● Instruction:
Return all lines below containing the word "this".

Stored records:
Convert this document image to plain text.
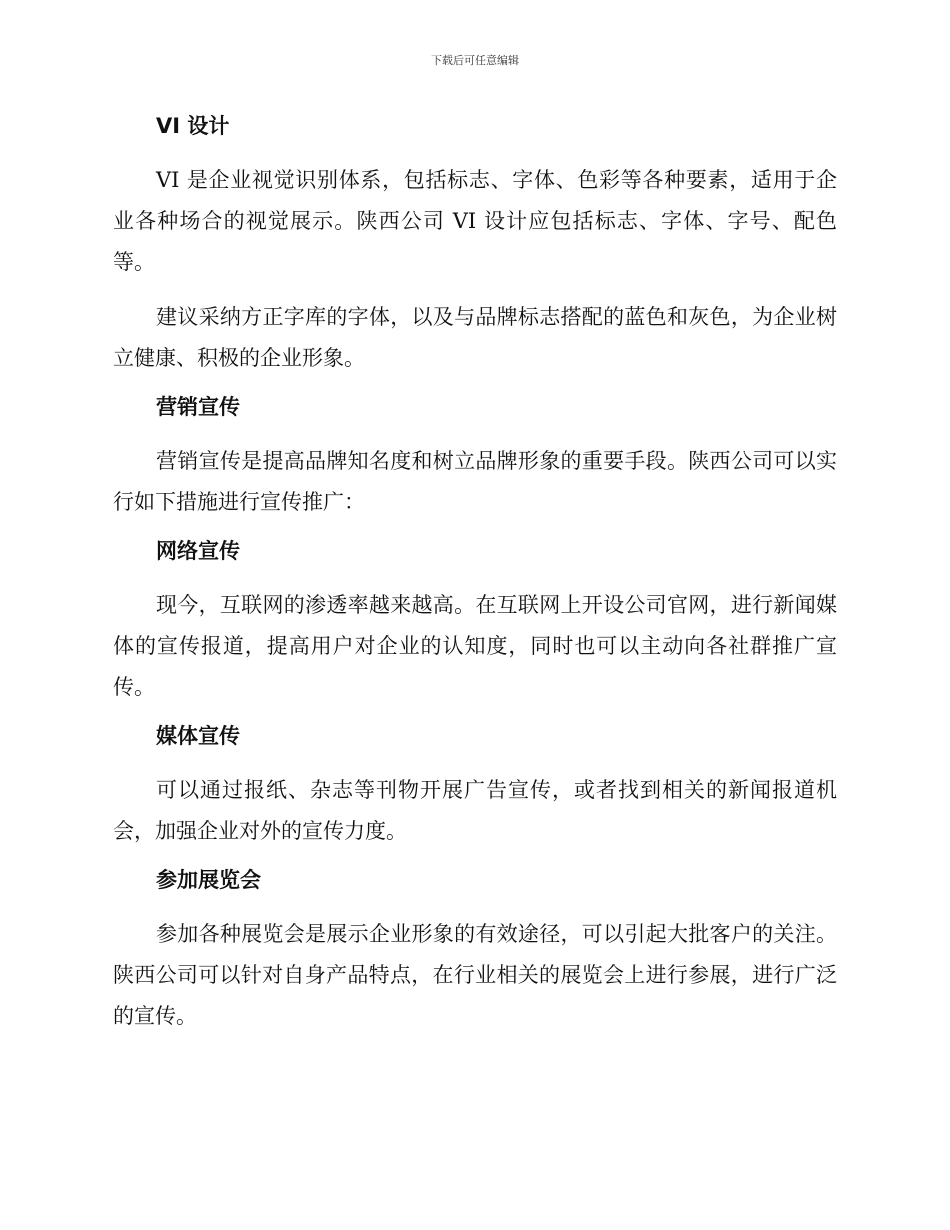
下载后可任意编辑
VI 设计

VI 是企业视觉识别体系，包括标志、字体、色彩等各种要素，适用于企业各种场合的视觉展示。陕西公司 VI 设计应包括标志、字体、字号、配色等。

建议采纳方正字库的字体，以及与品牌标志搭配的蓝色和灰色，为企业树立健康、积极的企业形象。

营销宣传

营销宣传是提高品牌知名度和树立品牌形象的重要手段。陕西公司可以实行如下措施进行宣传推广：

网络宣传

现今，互联网的渗透率越来越高。在互联网上开设公司官网，进行新闻媒体的宣传报道，提高用户对企业的认知度，同时也可以主动向各社群推广宣传。

媒体宣传

可以通过报纸、杂志等刊物开展广告宣传，或者找到相关的新闻报道机会，加强企业对外的宣传力度。

参加展览会

参加各种展览会是展示企业形象的有效途径，可以引起大批客户的关注。陕西公司可以针对自身产品特点，在行业相关的展览会上进行参展，进行广泛的宣传。
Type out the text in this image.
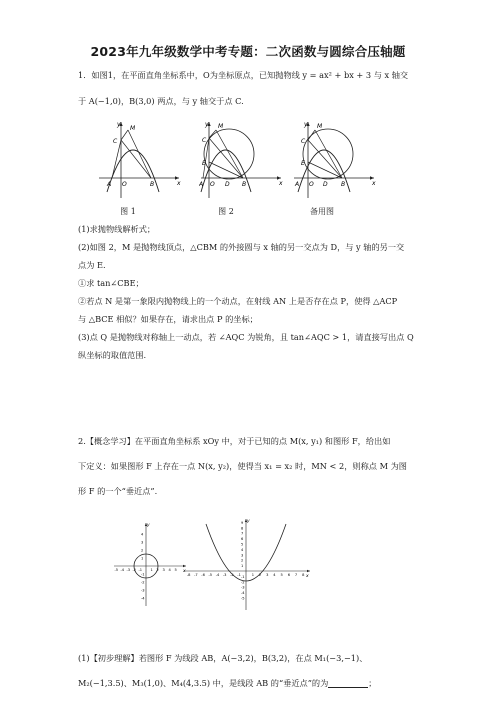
2023年九年级数学中考专题：二次函数与圆综合压轴题
1．如图1，在平面直角坐标系中，O为坐标原点，已知抛物线 y = ax² + bx + 3 与 x 轴交
于 A(−1,0)，B(3,0) 两点，与 y 轴交于点 C.
y
x
M
C
A O	B
y
x
M
C
E
A O D B
y
x
M
C
E
A O D B
图 1	图 2	备用图
(1)求抛物线解析式；
(2)如图 2，M 是抛物线顶点，△CBM 的外接圆与 x 轴的另一交点为 D，与 y 轴的另一交
点为 E.
①求 tan∠CBE；
②若点 N 是第一象限内抛物线上的一个动点，在射线 AN 上是否存在点 P，使得 △ACP
与 △BCE 相似？如果存在，请求出点 P 的坐标；
(3)点 Q 是抛物线对称轴上一动点，若 ∠AQC 为锐角，且 tan∠AQC > 1，请直接写出点 Q
纵坐标的取值范围.
2.【概念学习】在平面直角坐标系 xOy 中，对于已知的点 M(x, y₁) 和图形 F，给出如
下定义：如果图形 F 上存在一点 N(x, y₂)，使得当 x₁ = x₂ 时，MN < 2，则称点 M 为图
形 F 的一个“垂近点”.
-5 -4 -3 -2 -1 1 2 3 4 5
4
3
2
1
-1
-2
-3
-4
y
x
-8 -7 -6 -5 -4 -3 -2 -1	1 2 3 4 5 6 7 8
9
8
7
6
5
4
3
2
1
-1
-2
-3
-4
-5
y
x
(1)【初步理解】若图形 F 为线段 AB，A(−3,2)，B(3,2)，在点 M₁(−3,−1)、
M₂(−1,3.5)、M₃(1,0)、M₄(4,3.5) 中，是线段 AB 的“垂近点”的为	；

● Output below:
Convert this document image to plain text.
Type out the text in this image.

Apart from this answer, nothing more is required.